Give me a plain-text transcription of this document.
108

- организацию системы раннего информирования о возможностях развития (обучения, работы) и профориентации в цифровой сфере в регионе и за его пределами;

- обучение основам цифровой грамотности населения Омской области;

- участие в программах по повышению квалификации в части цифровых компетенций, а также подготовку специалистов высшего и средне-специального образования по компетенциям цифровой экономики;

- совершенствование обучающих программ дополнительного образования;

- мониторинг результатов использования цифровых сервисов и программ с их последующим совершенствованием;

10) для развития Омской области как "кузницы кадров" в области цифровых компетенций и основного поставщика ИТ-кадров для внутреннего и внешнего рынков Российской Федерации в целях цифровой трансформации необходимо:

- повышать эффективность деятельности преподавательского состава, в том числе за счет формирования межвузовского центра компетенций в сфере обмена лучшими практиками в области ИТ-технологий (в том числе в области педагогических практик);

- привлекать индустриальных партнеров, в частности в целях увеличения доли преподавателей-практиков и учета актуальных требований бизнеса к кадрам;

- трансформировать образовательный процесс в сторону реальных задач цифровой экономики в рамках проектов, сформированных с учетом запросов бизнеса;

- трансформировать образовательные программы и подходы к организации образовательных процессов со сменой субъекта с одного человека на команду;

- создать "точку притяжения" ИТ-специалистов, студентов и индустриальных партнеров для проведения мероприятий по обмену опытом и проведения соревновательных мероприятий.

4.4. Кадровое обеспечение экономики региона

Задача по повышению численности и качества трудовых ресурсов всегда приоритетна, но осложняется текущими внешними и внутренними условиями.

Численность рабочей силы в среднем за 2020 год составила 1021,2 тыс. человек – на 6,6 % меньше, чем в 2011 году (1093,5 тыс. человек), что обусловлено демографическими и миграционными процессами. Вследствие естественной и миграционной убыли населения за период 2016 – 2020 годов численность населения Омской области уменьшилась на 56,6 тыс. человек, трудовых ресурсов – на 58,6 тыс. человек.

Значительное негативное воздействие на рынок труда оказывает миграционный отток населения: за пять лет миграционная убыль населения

....

| Aim of the exercise |
From the data above, gather every line that includes the word "сфере".

| Final result |
- организацию системы раннего информирования о возможностях развития (обучения, работы) и профориентации в цифровой сфере в регионе и за его пределами;
- повышать эффективность деятельности преподавательского состава, в том числе за счет формирования межвузовского центра компетенций в сфере обмена лучшими практиками в области ИТ-технологий (в том числе в области педагогических практик);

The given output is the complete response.